## Recorded data

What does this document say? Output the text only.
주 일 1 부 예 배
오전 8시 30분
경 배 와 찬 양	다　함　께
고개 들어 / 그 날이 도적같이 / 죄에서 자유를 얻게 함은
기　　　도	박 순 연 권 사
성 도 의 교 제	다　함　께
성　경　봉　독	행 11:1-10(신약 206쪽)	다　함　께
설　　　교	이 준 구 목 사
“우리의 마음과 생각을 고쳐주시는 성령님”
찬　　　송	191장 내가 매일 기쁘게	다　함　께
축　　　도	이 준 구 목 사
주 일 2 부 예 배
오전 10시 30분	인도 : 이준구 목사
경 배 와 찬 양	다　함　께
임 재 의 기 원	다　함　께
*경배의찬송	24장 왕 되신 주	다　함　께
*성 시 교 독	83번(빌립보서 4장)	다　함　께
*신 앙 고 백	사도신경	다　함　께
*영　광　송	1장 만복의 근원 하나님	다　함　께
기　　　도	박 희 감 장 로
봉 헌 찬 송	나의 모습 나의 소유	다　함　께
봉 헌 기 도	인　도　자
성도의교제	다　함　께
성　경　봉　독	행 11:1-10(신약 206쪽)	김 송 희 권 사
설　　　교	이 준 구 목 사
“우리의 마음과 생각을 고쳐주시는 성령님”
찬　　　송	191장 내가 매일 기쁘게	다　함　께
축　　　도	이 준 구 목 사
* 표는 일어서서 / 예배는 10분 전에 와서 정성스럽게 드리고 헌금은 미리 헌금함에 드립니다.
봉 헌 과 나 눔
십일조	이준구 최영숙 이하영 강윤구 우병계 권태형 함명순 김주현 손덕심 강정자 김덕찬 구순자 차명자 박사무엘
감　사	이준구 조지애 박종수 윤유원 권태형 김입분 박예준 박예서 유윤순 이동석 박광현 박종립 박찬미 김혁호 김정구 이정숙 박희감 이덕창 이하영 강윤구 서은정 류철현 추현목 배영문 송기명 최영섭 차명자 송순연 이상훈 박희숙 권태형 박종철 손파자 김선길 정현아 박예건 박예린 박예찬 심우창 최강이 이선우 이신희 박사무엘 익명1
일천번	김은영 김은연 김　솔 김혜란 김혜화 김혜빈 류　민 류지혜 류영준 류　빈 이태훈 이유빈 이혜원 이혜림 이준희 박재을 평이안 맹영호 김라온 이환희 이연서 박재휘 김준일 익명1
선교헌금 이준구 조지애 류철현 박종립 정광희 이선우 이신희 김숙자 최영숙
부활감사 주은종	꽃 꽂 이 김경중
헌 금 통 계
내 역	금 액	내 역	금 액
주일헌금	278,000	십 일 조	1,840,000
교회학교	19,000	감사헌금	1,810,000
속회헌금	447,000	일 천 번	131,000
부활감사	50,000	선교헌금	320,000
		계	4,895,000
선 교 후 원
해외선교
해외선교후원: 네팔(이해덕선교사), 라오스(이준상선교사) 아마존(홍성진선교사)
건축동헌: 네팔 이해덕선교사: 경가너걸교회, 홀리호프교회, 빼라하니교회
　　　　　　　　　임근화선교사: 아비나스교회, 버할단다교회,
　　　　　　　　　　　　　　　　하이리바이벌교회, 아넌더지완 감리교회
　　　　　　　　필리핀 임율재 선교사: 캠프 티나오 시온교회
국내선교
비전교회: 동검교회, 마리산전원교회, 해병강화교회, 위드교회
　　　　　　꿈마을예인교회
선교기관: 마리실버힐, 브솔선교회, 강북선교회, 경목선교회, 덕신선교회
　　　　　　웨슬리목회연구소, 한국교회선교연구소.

## Goal
Your task is to quote the listing above word for word.

## Worked answer
What does this document say? Output the text only.
주 일 1 부 예 배
오전 8시 30분
경 배 와 찬 양	다　함　께
고개 들어 / 그 날이 도적같이 / 죄에서 자유를 얻게 함은
기　　　도	박 순 연 권 사
성 도 의 교 제	다　함　께
성　경　봉　독	행 11:1-10(신약 206쪽)	다　함　께
설　　　교	이 준 구 목 사
“우리의 마음과 생각을 고쳐주시는 성령님”
찬　　　송	191장 내가 매일 기쁘게	다　함　께
축　　　도	이 준 구 목 사
주 일 2 부 예 배
오전 10시 30분	인도 : 이준구 목사
경 배 와 찬 양	다　함　께
임 재 의 기 원	다　함　께
*경배의찬송	24장 왕 되신 주	다　함　께
*성 시 교 독	83번(빌립보서 4장)	다　함　께
*신 앙 고 백	사도신경	다　함　께
*영　광　송	1장 만복의 근원 하나님	다　함　께
기　　　도	박 희 감 장 로
봉 헌 찬 송	나의 모습 나의 소유	다　함　께
봉 헌 기 도	인　도　자
성도의교제	다　함　께
성　경　봉　독	행 11:1-10(신약 206쪽)	김 송 희 권 사
설　　　교	이 준 구 목 사
“우리의 마음과 생각을 고쳐주시는 성령님”
찬　　　송	191장 내가 매일 기쁘게	다　함　께
축　　　도	이 준 구 목 사
* 표는 일어서서 / 예배는 10분 전에 와서 정성스럽게 드리고 헌금은 미리 헌금함에 드립니다.
봉 헌 과 나 눔
십일조	이준구 최영숙 이하영 강윤구 우병계 권태형 함명순 김주현 손덕심 강정자 김덕찬 구순자 차명자 박사무엘
감　사	이준구 조지애 박종수 윤유원 권태형 김입분 박예준 박예서 유윤순 이동석 박광현 박종립 박찬미 김혁호 김정구 이정숙 박희감 이덕창 이하영 강윤구 서은정 류철현 추현목 배영문 송기명 최영섭 차명자 송순연 이상훈 박희숙 권태형 박종철 손파자 김선길 정현아 박예건 박예린 박예찬 심우창 최강이 이선우 이신희 박사무엘 익명1
일천번	김은영 김은연 김　솔 김혜란 김혜화 김혜빈 류　민 류지혜 류영준 류　빈 이태훈 이유빈 이혜원 이혜림 이준희 박재을 평이안 맹영호 김라온 이환희 이연서 박재휘 김준일 익명1
선교헌금 이준구 조지애 류철현 박종립 정광희 이선우 이신희 김숙자 최영숙
부활감사 주은종	꽃 꽂 이 김경중
헌 금 통 계
내 역	금 액	내 역	금 액
주일헌금	278,000	십 일 조	1,840,000
교회학교	19,000	감사헌금	1,810,000
속회헌금	447,000	일 천 번	131,000
부활감사	50,000	선교헌금	320,000
		계	4,895,000
선 교 후 원
해외선교
해외선교후원: 네팔(이해덕선교사), 라오스(이준상선교사) 아마존(홍성진선교사)
건축동헌: 네팔 이해덕선교사: 경가너걸교회, 홀리호프교회, 빼라하니교회
　　　　　　　　　임근화선교사: 아비나스교회, 버할단다교회,
　　　　　　　　　　　　　　　　하이리바이벌교회, 아넌더지완 감리교회
　　　　　　　　필리핀 임율재 선교사: 캠프 티나오 시온교회
국내선교
비전교회: 동검교회, 마리산전원교회, 해병강화교회, 위드교회
　　　　　　꿈마을예인교회
선교기관: 마리실버힐, 브솔선교회, 강북선교회, 경목선교회, 덕신선교회
　　　　　　웨슬리목회연구소, 한국교회선교연구소.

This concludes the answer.